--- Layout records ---
--------------------

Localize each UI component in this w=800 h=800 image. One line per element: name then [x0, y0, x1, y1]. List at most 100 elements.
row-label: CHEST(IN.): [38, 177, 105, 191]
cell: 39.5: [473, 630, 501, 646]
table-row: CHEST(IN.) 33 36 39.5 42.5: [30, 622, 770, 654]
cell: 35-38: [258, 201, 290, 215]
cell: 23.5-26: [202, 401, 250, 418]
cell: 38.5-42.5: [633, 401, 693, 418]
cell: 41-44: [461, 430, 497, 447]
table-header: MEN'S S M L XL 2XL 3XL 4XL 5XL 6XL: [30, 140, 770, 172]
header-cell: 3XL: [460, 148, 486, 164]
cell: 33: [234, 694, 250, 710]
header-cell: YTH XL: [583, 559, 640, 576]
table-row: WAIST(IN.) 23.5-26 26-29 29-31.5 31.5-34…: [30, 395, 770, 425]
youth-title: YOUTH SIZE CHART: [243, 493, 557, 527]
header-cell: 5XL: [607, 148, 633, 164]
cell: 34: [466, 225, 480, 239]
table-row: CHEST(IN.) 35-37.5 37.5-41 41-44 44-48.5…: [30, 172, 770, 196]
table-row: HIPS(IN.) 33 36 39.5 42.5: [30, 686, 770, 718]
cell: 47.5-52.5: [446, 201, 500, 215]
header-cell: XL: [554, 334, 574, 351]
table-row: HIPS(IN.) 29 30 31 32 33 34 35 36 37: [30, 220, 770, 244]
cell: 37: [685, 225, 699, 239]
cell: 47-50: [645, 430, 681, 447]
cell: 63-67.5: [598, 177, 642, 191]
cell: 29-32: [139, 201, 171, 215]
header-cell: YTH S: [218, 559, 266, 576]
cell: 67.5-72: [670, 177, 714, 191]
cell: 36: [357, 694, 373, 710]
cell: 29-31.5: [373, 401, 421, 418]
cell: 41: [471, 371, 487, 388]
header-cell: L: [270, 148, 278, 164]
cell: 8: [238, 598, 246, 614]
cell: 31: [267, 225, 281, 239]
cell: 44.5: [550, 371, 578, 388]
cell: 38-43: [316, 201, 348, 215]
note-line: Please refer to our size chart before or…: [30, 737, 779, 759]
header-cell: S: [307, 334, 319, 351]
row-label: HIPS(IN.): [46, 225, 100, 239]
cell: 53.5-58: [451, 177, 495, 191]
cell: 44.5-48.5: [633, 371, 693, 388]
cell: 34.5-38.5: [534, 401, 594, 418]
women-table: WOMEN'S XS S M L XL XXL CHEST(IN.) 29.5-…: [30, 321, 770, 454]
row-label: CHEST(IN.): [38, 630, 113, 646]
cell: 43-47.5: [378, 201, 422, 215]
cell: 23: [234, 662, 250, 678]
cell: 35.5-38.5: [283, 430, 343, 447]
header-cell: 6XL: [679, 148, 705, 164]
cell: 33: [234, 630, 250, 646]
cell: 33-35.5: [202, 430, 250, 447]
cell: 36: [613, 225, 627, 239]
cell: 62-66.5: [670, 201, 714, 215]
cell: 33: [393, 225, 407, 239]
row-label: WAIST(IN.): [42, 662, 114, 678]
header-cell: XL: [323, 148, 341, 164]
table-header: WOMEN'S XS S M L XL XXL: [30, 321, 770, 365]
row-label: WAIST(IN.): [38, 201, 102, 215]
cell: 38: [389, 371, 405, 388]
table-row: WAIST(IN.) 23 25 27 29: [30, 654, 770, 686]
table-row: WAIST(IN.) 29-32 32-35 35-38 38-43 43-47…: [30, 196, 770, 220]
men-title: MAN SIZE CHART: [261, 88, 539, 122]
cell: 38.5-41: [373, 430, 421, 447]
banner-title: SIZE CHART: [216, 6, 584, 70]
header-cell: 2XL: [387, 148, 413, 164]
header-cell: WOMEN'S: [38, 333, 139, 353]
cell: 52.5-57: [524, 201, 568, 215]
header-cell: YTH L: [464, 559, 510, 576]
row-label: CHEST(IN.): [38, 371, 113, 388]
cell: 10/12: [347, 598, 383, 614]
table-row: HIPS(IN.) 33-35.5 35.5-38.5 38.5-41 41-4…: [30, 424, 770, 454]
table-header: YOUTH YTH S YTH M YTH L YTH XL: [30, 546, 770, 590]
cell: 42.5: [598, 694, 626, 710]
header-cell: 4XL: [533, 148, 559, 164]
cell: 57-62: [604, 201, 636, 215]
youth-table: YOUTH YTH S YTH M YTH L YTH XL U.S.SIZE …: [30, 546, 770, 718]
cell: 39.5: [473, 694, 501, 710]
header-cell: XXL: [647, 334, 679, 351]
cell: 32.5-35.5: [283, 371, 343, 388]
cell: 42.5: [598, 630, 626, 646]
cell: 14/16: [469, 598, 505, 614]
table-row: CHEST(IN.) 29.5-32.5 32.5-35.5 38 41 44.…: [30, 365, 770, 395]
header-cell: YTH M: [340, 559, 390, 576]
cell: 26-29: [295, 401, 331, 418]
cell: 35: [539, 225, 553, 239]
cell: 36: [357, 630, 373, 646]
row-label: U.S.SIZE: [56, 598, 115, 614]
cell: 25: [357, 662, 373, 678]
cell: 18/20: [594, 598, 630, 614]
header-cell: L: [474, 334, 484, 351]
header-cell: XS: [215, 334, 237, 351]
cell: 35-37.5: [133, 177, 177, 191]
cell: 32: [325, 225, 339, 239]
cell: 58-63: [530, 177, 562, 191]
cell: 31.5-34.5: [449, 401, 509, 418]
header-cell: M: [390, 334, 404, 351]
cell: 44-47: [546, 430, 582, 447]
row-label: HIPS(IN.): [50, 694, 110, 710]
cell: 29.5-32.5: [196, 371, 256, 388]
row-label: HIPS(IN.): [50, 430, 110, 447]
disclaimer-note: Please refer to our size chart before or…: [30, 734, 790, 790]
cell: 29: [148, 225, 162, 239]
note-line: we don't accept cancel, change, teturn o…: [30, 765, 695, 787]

--------------------

--- EXERCISE BRIEF ---
Retype the rows from the very start through the line containing "row-label: WAIST(IN.): [42, 662, 114, 678]", keeping every line exactly as it stands.

--- ANSWER TO THE PROBLEM ---
Localize each UI component in this w=800 h=800 image. One line per element: name then [x0, y0, x1, y1]. List at most 100 elements.
row-label: CHEST(IN.): [38, 177, 105, 191]
cell: 39.5: [473, 630, 501, 646]
table-row: CHEST(IN.) 33 36 39.5 42.5: [30, 622, 770, 654]
cell: 35-38: [258, 201, 290, 215]
cell: 23.5-26: [202, 401, 250, 418]
cell: 38.5-42.5: [633, 401, 693, 418]
cell: 41-44: [461, 430, 497, 447]
table-header: MEN'S S M L XL 2XL 3XL 4XL 5XL 6XL: [30, 140, 770, 172]
header-cell: 3XL: [460, 148, 486, 164]
cell: 33: [234, 694, 250, 710]
header-cell: YTH XL: [583, 559, 640, 576]
table-row: WAIST(IN.) 23.5-26 26-29 29-31.5 31.5-34…: [30, 395, 770, 425]
youth-title: YOUTH SIZE CHART: [243, 493, 557, 527]
header-cell: 5XL: [607, 148, 633, 164]
cell: 34: [466, 225, 480, 239]
table-row: CHEST(IN.) 35-37.5 37.5-41 41-44 44-48.5…: [30, 172, 770, 196]
table-row: HIPS(IN.) 33 36 39.5 42.5: [30, 686, 770, 718]
cell: 47.5-52.5: [446, 201, 500, 215]
header-cell: XL: [554, 334, 574, 351]
table-row: HIPS(IN.) 29 30 31 32 33 34 35 36 37: [30, 220, 770, 244]
cell: 37: [685, 225, 699, 239]
cell: 47-50: [645, 430, 681, 447]
cell: 63-67.5: [598, 177, 642, 191]
cell: 29-32: [139, 201, 171, 215]
header-cell: YTH S: [218, 559, 266, 576]
cell: 67.5-72: [670, 177, 714, 191]
cell: 36: [357, 694, 373, 710]
cell: 29-31.5: [373, 401, 421, 418]
cell: 41: [471, 371, 487, 388]
header-cell: L: [270, 148, 278, 164]
cell: 8: [238, 598, 246, 614]
cell: 31: [267, 225, 281, 239]
cell: 44.5: [550, 371, 578, 388]
cell: 38-43: [316, 201, 348, 215]
note-line: Please refer to our size chart before or…: [30, 737, 779, 759]
header-cell: S: [307, 334, 319, 351]
row-label: HIPS(IN.): [46, 225, 100, 239]
cell: 53.5-58: [451, 177, 495, 191]
cell: 44.5-48.5: [633, 371, 693, 388]
cell: 34.5-38.5: [534, 401, 594, 418]
women-table: WOMEN'S XS S M L XL XXL CHEST(IN.) 29.5-…: [30, 321, 770, 454]
row-label: CHEST(IN.): [38, 630, 113, 646]
cell: 43-47.5: [378, 201, 422, 215]
cell: 23: [234, 662, 250, 678]
cell: 35.5-38.5: [283, 430, 343, 447]
header-cell: 6XL: [679, 148, 705, 164]
cell: 33: [234, 630, 250, 646]
cell: 33-35.5: [202, 430, 250, 447]
cell: 36: [613, 225, 627, 239]
cell: 62-66.5: [670, 201, 714, 215]
cell: 33: [393, 225, 407, 239]
row-label: WAIST(IN.): [42, 662, 114, 678]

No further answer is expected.